BEGIN MATERIAL
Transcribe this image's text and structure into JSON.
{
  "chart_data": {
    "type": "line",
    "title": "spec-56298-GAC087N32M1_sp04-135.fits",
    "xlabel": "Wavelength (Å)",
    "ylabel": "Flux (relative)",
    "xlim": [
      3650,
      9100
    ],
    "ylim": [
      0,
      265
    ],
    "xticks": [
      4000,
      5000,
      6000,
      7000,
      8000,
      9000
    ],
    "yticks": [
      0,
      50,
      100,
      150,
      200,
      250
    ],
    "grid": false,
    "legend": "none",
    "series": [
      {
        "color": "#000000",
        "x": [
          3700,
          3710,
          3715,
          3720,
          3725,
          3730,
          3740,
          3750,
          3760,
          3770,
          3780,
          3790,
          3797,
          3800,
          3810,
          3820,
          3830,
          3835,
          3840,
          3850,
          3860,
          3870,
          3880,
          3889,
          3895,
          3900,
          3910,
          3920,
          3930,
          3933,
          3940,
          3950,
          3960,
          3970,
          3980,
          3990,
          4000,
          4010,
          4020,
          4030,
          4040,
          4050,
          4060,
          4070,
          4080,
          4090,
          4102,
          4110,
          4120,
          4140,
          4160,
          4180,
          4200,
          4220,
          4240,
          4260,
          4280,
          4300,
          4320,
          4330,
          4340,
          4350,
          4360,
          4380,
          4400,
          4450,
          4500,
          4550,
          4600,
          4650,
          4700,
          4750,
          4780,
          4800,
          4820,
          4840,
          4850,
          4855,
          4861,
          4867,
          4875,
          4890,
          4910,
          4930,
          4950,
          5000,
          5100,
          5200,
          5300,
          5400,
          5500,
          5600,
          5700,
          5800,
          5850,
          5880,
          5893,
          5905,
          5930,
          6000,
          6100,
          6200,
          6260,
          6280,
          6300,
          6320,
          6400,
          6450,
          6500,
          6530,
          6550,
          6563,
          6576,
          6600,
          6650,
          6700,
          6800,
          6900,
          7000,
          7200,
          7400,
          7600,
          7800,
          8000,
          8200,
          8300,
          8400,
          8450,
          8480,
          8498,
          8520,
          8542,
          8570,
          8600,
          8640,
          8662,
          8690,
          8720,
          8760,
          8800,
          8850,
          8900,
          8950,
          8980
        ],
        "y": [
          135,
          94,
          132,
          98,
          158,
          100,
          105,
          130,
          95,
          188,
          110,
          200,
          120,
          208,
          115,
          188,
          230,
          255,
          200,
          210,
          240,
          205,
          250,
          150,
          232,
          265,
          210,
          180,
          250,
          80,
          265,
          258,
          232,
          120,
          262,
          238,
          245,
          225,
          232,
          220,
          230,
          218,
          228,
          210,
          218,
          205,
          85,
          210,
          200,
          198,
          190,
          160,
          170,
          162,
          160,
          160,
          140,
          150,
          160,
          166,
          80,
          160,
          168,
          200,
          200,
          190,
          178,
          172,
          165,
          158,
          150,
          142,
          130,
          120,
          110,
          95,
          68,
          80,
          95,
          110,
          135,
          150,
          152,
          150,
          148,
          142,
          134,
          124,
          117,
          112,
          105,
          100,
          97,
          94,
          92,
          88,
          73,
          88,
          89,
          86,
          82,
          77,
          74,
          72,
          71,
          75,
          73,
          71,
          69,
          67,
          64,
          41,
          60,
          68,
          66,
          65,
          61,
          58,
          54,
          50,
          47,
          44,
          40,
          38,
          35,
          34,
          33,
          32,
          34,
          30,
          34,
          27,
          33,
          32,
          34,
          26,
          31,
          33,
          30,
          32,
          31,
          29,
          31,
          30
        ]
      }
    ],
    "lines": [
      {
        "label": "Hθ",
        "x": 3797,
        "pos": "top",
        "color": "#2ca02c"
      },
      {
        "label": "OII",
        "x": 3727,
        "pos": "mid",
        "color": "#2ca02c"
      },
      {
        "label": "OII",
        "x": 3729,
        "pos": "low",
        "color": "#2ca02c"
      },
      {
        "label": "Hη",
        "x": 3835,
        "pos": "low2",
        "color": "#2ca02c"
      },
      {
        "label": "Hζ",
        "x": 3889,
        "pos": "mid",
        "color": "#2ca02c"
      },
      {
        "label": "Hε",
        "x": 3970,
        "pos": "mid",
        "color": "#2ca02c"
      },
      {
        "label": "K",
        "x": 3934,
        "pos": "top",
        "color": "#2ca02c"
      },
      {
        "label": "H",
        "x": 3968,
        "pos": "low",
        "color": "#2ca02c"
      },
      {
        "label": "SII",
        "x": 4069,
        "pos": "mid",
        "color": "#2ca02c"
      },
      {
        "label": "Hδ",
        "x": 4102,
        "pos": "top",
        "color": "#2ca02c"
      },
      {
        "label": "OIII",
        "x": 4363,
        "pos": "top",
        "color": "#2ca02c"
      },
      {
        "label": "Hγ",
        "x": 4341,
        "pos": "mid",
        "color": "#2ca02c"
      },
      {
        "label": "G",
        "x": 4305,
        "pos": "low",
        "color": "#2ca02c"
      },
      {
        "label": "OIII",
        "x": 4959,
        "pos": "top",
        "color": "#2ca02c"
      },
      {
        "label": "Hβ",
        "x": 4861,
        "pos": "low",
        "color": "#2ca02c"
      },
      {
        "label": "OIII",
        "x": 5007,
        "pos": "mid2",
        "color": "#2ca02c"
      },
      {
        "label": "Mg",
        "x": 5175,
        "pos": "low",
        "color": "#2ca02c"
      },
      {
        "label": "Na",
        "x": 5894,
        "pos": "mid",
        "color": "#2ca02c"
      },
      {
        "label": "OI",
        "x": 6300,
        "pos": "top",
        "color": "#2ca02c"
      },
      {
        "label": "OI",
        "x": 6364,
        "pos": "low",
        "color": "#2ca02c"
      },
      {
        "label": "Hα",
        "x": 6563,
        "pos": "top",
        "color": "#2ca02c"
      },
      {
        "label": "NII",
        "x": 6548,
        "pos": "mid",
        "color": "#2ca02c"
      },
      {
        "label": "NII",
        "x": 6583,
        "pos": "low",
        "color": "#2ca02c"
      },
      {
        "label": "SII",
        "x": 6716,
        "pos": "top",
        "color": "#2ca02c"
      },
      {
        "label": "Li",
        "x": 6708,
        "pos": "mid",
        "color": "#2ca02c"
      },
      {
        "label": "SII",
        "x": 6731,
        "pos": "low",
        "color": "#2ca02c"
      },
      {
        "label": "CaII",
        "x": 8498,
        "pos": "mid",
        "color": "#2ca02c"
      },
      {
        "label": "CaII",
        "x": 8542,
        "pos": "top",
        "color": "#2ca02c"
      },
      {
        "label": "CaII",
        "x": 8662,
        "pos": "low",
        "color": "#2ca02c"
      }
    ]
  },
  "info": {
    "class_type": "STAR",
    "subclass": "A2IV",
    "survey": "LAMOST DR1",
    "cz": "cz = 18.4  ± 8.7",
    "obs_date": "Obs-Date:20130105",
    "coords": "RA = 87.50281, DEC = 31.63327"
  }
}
END MATERIAL
#### WRITTEN REQUEST
Repeat the records above exactly, leaving none out.

#### FINISHED ANSWER
Transcribe this image's text and structure into JSON.
{
  "chart_data": {
    "type": "line",
    "title": "spec-56298-GAC087N32M1_sp04-135.fits",
    "xlabel": "Wavelength (Å)",
    "ylabel": "Flux (relative)",
    "xlim": [
      3650,
      9100
    ],
    "ylim": [
      0,
      265
    ],
    "xticks": [
      4000,
      5000,
      6000,
      7000,
      8000,
      9000
    ],
    "yticks": [
      0,
      50,
      100,
      150,
      200,
      250
    ],
    "grid": false,
    "legend": "none",
    "series": [
      {
        "color": "#000000",
        "x": [
          3700,
          3710,
          3715,
          3720,
          3725,
          3730,
          3740,
          3750,
          3760,
          3770,
          3780,
          3790,
          3797,
          3800,
          3810,
          3820,
          3830,
          3835,
          3840,
          3850,
          3860,
          3870,
          3880,
          3889,
          3895,
          3900,
          3910,
          3920,
          3930,
          3933,
          3940,
          3950,
          3960,
          3970,
          3980,
          3990,
          4000,
          4010,
          4020,
          4030,
          4040,
          4050,
          4060,
          4070,
          4080,
          4090,
          4102,
          4110,
          4120,
          4140,
          4160,
          4180,
          4200,
          4220,
          4240,
          4260,
          4280,
          4300,
          4320,
          4330,
          4340,
          4350,
          4360,
          4380,
          4400,
          4450,
          4500,
          4550,
          4600,
          4650,
          4700,
          4750,
          4780,
          4800,
          4820,
          4840,
          4850,
          4855,
          4861,
          4867,
          4875,
          4890,
          4910,
          4930,
          4950,
          5000,
          5100,
          5200,
          5300,
          5400,
          5500,
          5600,
          5700,
          5800,
          5850,
          5880,
          5893,
          5905,
          5930,
          6000,
          6100,
          6200,
          6260,
          6280,
          6300,
          6320,
          6400,
          6450,
          6500,
          6530,
          6550,
          6563,
          6576,
          6600,
          6650,
          6700,
          6800,
          6900,
          7000,
          7200,
          7400,
          7600,
          7800,
          8000,
          8200,
          8300,
          8400,
          8450,
          8480,
          8498,
          8520,
          8542,
          8570,
          8600,
          8640,
          8662,
          8690,
          8720,
          8760,
          8800,
          8850,
          8900,
          8950,
          8980
        ],
        "y": [
          135,
          94,
          132,
          98,
          158,
          100,
          105,
          130,
          95,
          188,
          110,
          200,
          120,
          208,
          115,
          188,
          230,
          255,
          200,
          210,
          240,
          205,
          250,
          150,
          232,
          265,
          210,
          180,
          250,
          80,
          265,
          258,
          232,
          120,
          262,
          238,
          245,
          225,
          232,
          220,
          230,
          218,
          228,
          210,
          218,
          205,
          85,
          210,
          200,
          198,
          190,
          160,
          170,
          162,
          160,
          160,
          140,
          150,
          160,
          166,
          80,
          160,
          168,
          200,
          200,
          190,
          178,
          172,
          165,
          158,
          150,
          142,
          130,
          120,
          110,
          95,
          68,
          80,
          95,
          110,
          135,
          150,
          152,
          150,
          148,
          142,
          134,
          124,
          117,
          112,
          105,
          100,
          97,
          94,
          92,
          88,
          73,
          88,
          89,
          86,
          82,
          77,
          74,
          72,
          71,
          75,
          73,
          71,
          69,
          67,
          64,
          41,
          60,
          68,
          66,
          65,
          61,
          58,
          54,
          50,
          47,
          44,
          40,
          38,
          35,
          34,
          33,
          32,
          34,
          30,
          34,
          27,
          33,
          32,
          34,
          26,
          31,
          33,
          30,
          32,
          31,
          29,
          31,
          30
        ]
      }
    ],
    "lines": [
      {
        "label": "Hθ",
        "x": 3797,
        "pos": "top",
        "color": "#2ca02c"
      },
      {
        "label": "OII",
        "x": 3727,
        "pos": "mid",
        "color": "#2ca02c"
      },
      {
        "label": "OII",
        "x": 3729,
        "pos": "low",
        "color": "#2ca02c"
      },
      {
        "label": "Hη",
        "x": 3835,
        "pos": "low2",
        "color": "#2ca02c"
      },
      {
        "label": "Hζ",
        "x": 3889,
        "pos": "mid",
        "color": "#2ca02c"
      },
      {
        "label": "Hε",
        "x": 3970,
        "pos": "mid",
        "color": "#2ca02c"
      },
      {
        "label": "K",
        "x": 3934,
        "pos": "top",
        "color": "#2ca02c"
      },
      {
        "label": "H",
        "x": 3968,
        "pos": "low",
        "color": "#2ca02c"
      },
      {
        "label": "SII",
        "x": 4069,
        "pos": "mid",
        "color": "#2ca02c"
      },
      {
        "label": "Hδ",
        "x": 4102,
        "pos": "top",
        "color": "#2ca02c"
      },
      {
        "label": "OIII",
        "x": 4363,
        "pos": "top",
        "color": "#2ca02c"
      },
      {
        "label": "Hγ",
        "x": 4341,
        "pos": "mid",
        "color": "#2ca02c"
      },
      {
        "label": "G",
        "x": 4305,
        "pos": "low",
        "color": "#2ca02c"
      },
      {
        "label": "OIII",
        "x": 4959,
        "pos": "top",
        "color": "#2ca02c"
      },
      {
        "label": "Hβ",
        "x": 4861,
        "pos": "low",
        "color": "#2ca02c"
      },
      {
        "label": "OIII",
        "x": 5007,
        "pos": "mid2",
        "color": "#2ca02c"
      },
      {
        "label": "Mg",
        "x": 5175,
        "pos": "low",
        "color": "#2ca02c"
      },
      {
        "label": "Na",
        "x": 5894,
        "pos": "mid",
        "color": "#2ca02c"
      },
      {
        "label": "OI",
        "x": 6300,
        "pos": "top",
        "color": "#2ca02c"
      },
      {
        "label": "OI",
        "x": 6364,
        "pos": "low",
        "color": "#2ca02c"
      },
      {
        "label": "Hα",
        "x": 6563,
        "pos": "top",
        "color": "#2ca02c"
      },
      {
        "label": "NII",
        "x": 6548,
        "pos": "mid",
        "color": "#2ca02c"
      },
      {
        "label": "NII",
        "x": 6583,
        "pos": "low",
        "color": "#2ca02c"
      },
      {
        "label": "SII",
        "x": 6716,
        "pos": "top",
        "color": "#2ca02c"
      },
      {
        "label": "Li",
        "x": 6708,
        "pos": "mid",
        "color": "#2ca02c"
      },
      {
        "label": "SII",
        "x": 6731,
        "pos": "low",
        "color": "#2ca02c"
      },
      {
        "label": "CaII",
        "x": 8498,
        "pos": "mid",
        "color": "#2ca02c"
      },
      {
        "label": "CaII",
        "x": 8542,
        "pos": "top",
        "color": "#2ca02c"
      },
      {
        "label": "CaII",
        "x": 8662,
        "pos": "low",
        "color": "#2ca02c"
      }
    ]
  },
  "info": {
    "class_type": "STAR",
    "subclass": "A2IV",
    "survey": "LAMOST DR1",
    "cz": "cz = 18.4  ± 8.7",
    "obs_date": "Obs-Date:20130105",
    "coords": "RA = 87.50281, DEC = 31.63327"
  }
}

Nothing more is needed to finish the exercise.